Skip the pictures and repeat each line of the data exactly.

+++++

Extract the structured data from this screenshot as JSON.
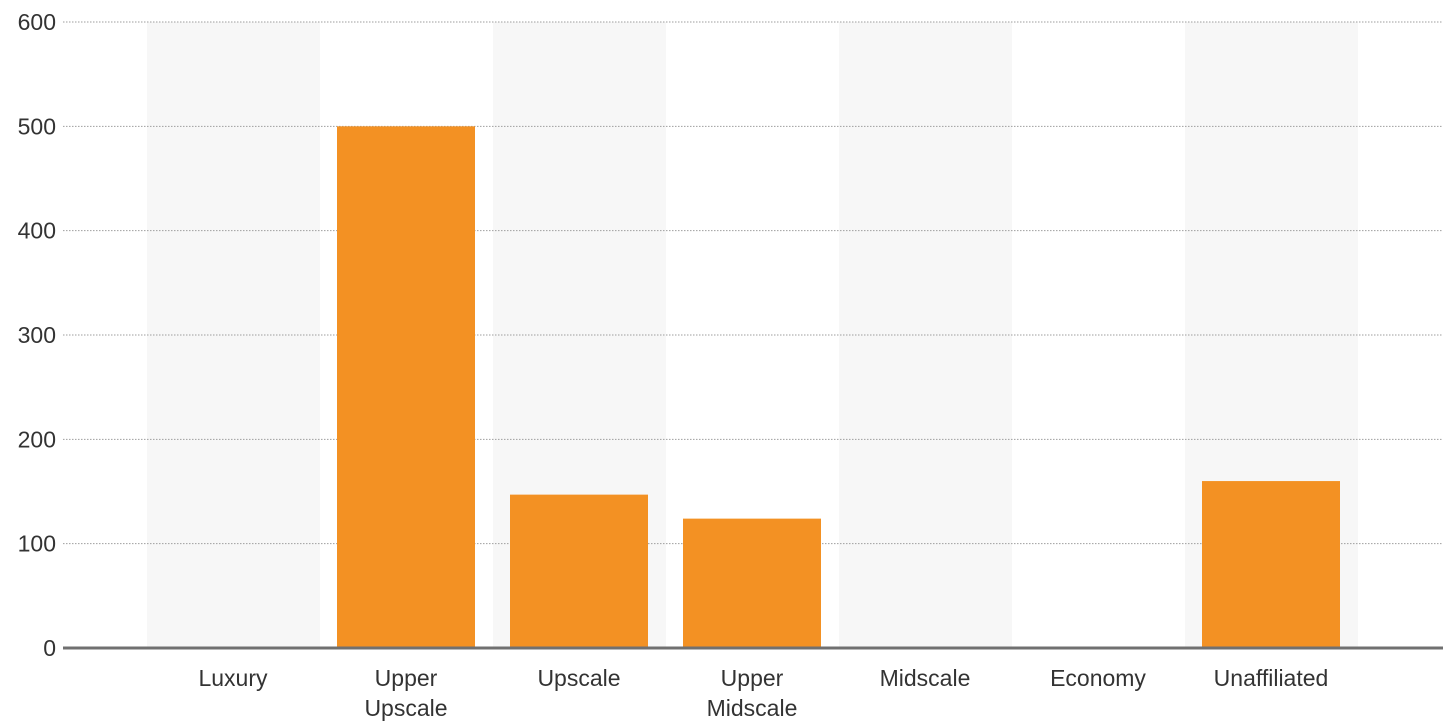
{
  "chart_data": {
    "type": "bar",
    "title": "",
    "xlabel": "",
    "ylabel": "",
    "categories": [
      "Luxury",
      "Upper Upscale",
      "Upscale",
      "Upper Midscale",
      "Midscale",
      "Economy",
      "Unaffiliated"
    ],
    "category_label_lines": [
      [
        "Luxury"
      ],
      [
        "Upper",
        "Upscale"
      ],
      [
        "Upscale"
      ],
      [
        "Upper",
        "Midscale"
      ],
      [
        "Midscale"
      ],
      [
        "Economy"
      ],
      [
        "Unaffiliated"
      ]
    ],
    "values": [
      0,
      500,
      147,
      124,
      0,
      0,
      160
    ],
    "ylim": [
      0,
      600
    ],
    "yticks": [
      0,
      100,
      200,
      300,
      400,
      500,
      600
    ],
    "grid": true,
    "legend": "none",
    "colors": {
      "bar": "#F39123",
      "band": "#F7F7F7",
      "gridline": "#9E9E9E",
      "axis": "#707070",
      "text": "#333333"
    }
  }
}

+++++

### COMPLETE ANSWER
Extract the structured data from this screenshot as JSON.
{
  "chart_data": {
    "type": "bar",
    "title": "",
    "xlabel": "",
    "ylabel": "",
    "categories": [
      "Luxury",
      "Upper Upscale",
      "Upscale",
      "Upper Midscale",
      "Midscale",
      "Economy",
      "Unaffiliated"
    ],
    "category_label_lines": [
      [
        "Luxury"
      ],
      [
        "Upper",
        "Upscale"
      ],
      [
        "Upscale"
      ],
      [
        "Upper",
        "Midscale"
      ],
      [
        "Midscale"
      ],
      [
        "Economy"
      ],
      [
        "Unaffiliated"
      ]
    ],
    "values": [
      0,
      500,
      147,
      124,
      0,
      0,
      160
    ],
    "ylim": [
      0,
      600
    ],
    "yticks": [
      0,
      100,
      200,
      300,
      400,
      500,
      600
    ],
    "grid": true,
    "legend": "none",
    "colors": {
      "bar": "#F39123",
      "band": "#F7F7F7",
      "gridline": "#9E9E9E",
      "axis": "#707070",
      "text": "#333333"
    }
  }
}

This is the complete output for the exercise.